Objective
Please count the lines below that contain the word "this", and reply with that number alone.

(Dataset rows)
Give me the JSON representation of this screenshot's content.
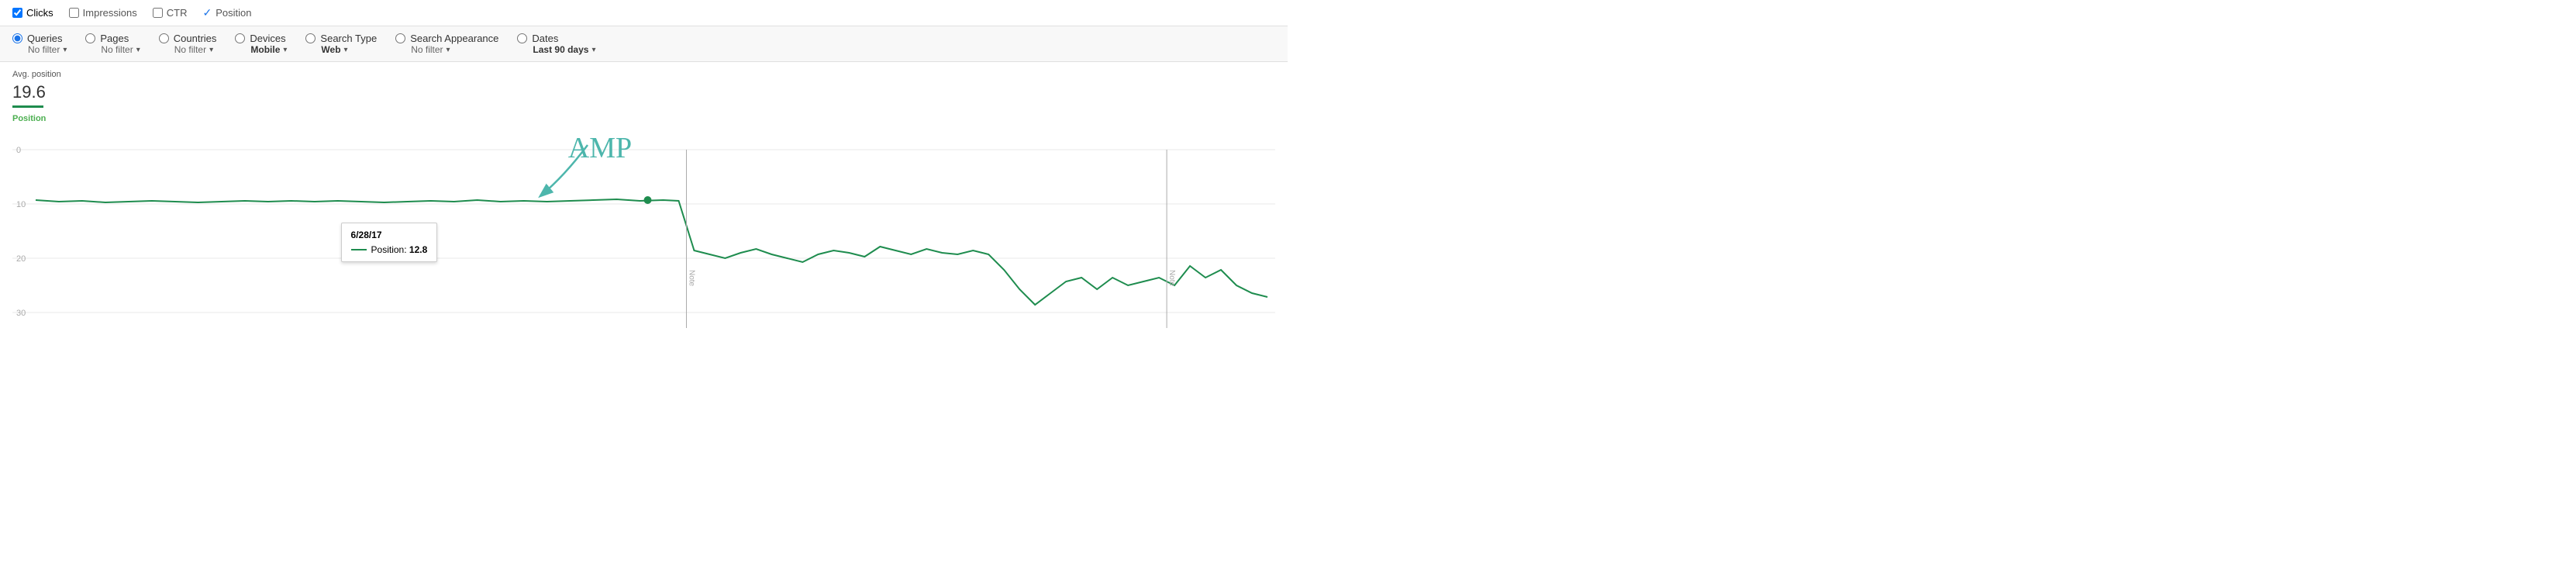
{
  "checkboxBar": {
    "clicks": {
      "label": "Clicks",
      "checked": true
    },
    "impressions": {
      "label": "Impressions",
      "checked": false
    },
    "ctr": {
      "label": "CTR",
      "checked": false
    },
    "position": {
      "label": "Position",
      "checked": true,
      "checkmark": true
    }
  },
  "filterBar": {
    "items": [
      {
        "id": "queries",
        "label": "Queries",
        "sublabel": "No filter",
        "selected": true,
        "hasDropdown": true
      },
      {
        "id": "pages",
        "label": "Pages",
        "sublabel": "No filter",
        "selected": false,
        "hasDropdown": true
      },
      {
        "id": "countries",
        "label": "Countries",
        "sublabel": "No filter",
        "selected": false,
        "hasDropdown": true
      },
      {
        "id": "devices",
        "label": "Devices",
        "sublabel": "Mobile",
        "sublabelBold": true,
        "selected": false,
        "hasDropdown": true
      },
      {
        "id": "search-type",
        "label": "Search Type",
        "sublabel": "Web",
        "sublabelBold": true,
        "selected": false,
        "hasDropdown": true
      },
      {
        "id": "search-appearance",
        "label": "Search Appearance",
        "sublabel": "No filter",
        "selected": false,
        "hasDropdown": true
      },
      {
        "id": "dates",
        "label": "Dates",
        "sublabel": "Last 90 days",
        "sublabelBold": true,
        "selected": false,
        "hasDropdown": true
      }
    ]
  },
  "avgPosition": {
    "title": "Avg. position",
    "value": "19.6"
  },
  "chart": {
    "yAxisLabel": "Position",
    "gridLines": [
      "0",
      "10",
      "20",
      "30"
    ],
    "tooltip": {
      "date": "6/28/17",
      "metricLabel": "Position:",
      "metricValue": "12.8"
    },
    "ampLabel": "AMP",
    "noteLabels": [
      "Note",
      "Note"
    ]
  }
}
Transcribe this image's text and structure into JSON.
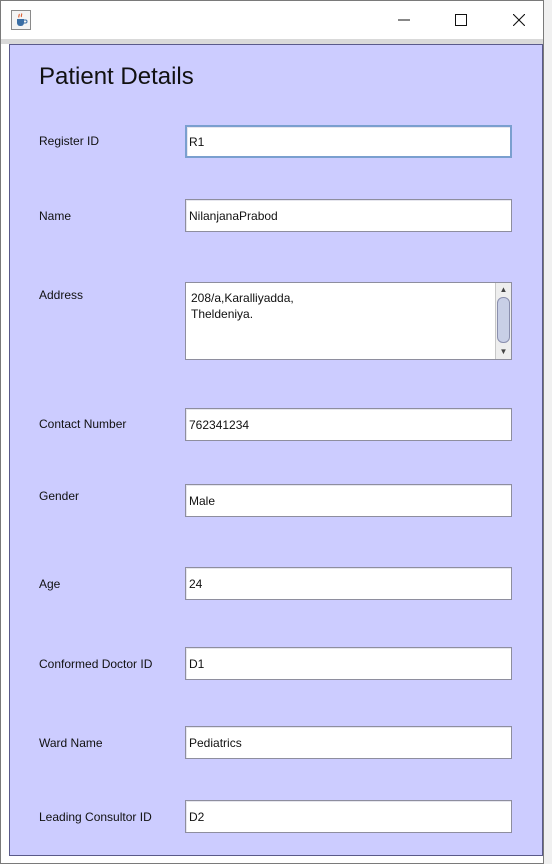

The response
2